(Extracted records)
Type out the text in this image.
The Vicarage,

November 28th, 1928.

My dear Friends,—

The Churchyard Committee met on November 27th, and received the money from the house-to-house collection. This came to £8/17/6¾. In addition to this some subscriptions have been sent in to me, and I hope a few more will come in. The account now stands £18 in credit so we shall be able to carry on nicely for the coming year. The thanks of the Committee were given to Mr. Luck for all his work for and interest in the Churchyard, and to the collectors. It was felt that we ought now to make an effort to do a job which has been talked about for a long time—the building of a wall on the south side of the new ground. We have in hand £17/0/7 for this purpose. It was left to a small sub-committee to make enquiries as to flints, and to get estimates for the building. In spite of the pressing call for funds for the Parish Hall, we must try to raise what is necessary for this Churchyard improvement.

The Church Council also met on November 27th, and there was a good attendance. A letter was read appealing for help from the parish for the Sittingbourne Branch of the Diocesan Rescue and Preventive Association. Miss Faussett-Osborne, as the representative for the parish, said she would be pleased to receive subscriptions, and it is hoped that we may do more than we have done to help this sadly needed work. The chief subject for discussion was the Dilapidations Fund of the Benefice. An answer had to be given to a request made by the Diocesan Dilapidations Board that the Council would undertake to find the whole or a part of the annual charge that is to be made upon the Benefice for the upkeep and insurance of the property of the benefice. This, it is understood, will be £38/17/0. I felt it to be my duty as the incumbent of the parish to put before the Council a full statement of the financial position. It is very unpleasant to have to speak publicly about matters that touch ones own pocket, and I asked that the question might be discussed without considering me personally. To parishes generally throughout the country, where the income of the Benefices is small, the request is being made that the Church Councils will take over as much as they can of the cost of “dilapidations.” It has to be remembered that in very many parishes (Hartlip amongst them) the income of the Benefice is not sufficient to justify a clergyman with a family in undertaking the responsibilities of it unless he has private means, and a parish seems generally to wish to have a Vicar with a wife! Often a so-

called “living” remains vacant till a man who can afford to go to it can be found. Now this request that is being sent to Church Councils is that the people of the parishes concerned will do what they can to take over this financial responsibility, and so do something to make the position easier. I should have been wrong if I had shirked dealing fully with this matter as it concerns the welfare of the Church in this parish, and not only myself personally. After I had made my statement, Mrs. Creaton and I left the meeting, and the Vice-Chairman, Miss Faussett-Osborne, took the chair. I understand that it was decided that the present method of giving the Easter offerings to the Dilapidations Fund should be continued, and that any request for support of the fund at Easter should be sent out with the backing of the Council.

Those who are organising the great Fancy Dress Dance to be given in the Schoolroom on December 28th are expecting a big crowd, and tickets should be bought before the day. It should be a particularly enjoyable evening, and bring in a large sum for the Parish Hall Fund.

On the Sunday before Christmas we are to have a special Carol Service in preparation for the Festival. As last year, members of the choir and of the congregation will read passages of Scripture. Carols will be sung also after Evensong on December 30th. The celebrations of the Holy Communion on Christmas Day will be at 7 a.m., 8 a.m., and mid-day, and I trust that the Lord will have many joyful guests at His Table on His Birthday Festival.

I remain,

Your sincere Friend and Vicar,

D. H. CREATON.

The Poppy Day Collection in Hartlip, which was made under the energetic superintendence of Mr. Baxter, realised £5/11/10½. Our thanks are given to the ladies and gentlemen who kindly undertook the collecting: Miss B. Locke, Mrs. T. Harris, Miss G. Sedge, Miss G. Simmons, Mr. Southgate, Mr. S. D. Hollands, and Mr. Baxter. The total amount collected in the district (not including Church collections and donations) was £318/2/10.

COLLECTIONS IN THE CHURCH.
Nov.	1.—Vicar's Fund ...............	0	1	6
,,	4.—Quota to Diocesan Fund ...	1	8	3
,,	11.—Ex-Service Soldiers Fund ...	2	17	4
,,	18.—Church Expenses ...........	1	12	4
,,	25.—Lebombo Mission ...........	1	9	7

What is asked.
Provide an exact reproduction of all the entries shown above.

The solution.
Type out the text in this image.
The Vicarage,

November 28th, 1928.

My dear Friends,—

The Churchyard Committee met on November 27th, and received the money from the house-to-house collection. This came to £8/17/6¾. In addition to this some subscriptions have been sent in to me, and I hope a few more will come in. The account now stands £18 in credit so we shall be able to carry on nicely for the coming year. The thanks of the Committee were given to Mr. Luck for all his work for and interest in the Churchyard, and to the collectors. It was felt that we ought now to make an effort to do a job which has been talked about for a long time—the building of a wall on the south side of the new ground. We have in hand £17/0/7 for this purpose. It was left to a small sub-committee to make enquiries as to flints, and to get estimates for the building. In spite of the pressing call for funds for the Parish Hall, we must try to raise what is necessary for this Churchyard improvement.

The Church Council also met on November 27th, and there was a good attendance. A letter was read appealing for help from the parish for the Sittingbourne Branch of the Diocesan Rescue and Preventive Association. Miss Faussett-Osborne, as the representative for the parish, said she would be pleased to receive subscriptions, and it is hoped that we may do more than we have done to help this sadly needed work. The chief subject for discussion was the Dilapidations Fund of the Benefice. An answer had to be given to a request made by the Diocesan Dilapidations Board that the Council would undertake to find the whole or a part of the annual charge that is to be made upon the Benefice for the upkeep and insurance of the property of the benefice. This, it is understood, will be £38/17/0. I felt it to be my duty as the incumbent of the parish to put before the Council a full statement of the financial position. It is very unpleasant to have to speak publicly about matters that touch ones own pocket, and I asked that the question might be discussed without considering me personally. To parishes generally throughout the country, where the income of the Benefices is small, the request is being made that the Church Councils will take over as much as they can of the cost of “dilapidations.” It has to be remembered that in very many parishes (Hartlip amongst them) the income of the Benefice is not sufficient to justify a clergyman with a family in undertaking the responsibilities of it unless he has private means, and a parish seems generally to wish to have a Vicar with a wife! Often a so-

called “living” remains vacant till a man who can afford to go to it can be found. Now this request that is being sent to Church Councils is that the people of the parishes concerned will do what they can to take over this financial responsibility, and so do something to make the position easier. I should have been wrong if I had shirked dealing fully with this matter as it concerns the welfare of the Church in this parish, and not only myself personally. After I had made my statement, Mrs. Creaton and I left the meeting, and the Vice-Chairman, Miss Faussett-Osborne, took the chair. I understand that it was decided that the present method of giving the Easter offerings to the Dilapidations Fund should be continued, and that any request for support of the fund at Easter should be sent out with the backing of the Council.

Those who are organising the great Fancy Dress Dance to be given in the Schoolroom on December 28th are expecting a big crowd, and tickets should be bought before the day. It should be a particularly enjoyable evening, and bring in a large sum for the Parish Hall Fund.

On the Sunday before Christmas we are to have a special Carol Service in preparation for the Festival. As last year, members of the choir and of the congregation will read passages of Scripture. Carols will be sung also after Evensong on December 30th. The celebrations of the Holy Communion on Christmas Day will be at 7 a.m., 8 a.m., and mid-day, and I trust that the Lord will have many joyful guests at His Table on His Birthday Festival.

I remain,

Your sincere Friend and Vicar,

D. H. CREATON.

The Poppy Day Collection in Hartlip, which was made under the energetic superintendence of Mr. Baxter, realised £5/11/10½. Our thanks are given to the ladies and gentlemen who kindly undertook the collecting: Miss B. Locke, Mrs. T. Harris, Miss G. Sedge, Miss G. Simmons, Mr. Southgate, Mr. S. D. Hollands, and Mr. Baxter. The total amount collected in the district (not including Church collections and donations) was £318/2/10.

COLLECTIONS IN THE CHURCH.
Nov.	1.—Vicar's Fund ...............	0	1	6
,,	4.—Quota to Diocesan Fund ...	1	8	3
,,	11.—Ex-Service Soldiers Fund ...	2	17	4
,,	18.—Church Expenses ...........	1	12	4
,,	25.—Lebombo Mission ...........	1	9	7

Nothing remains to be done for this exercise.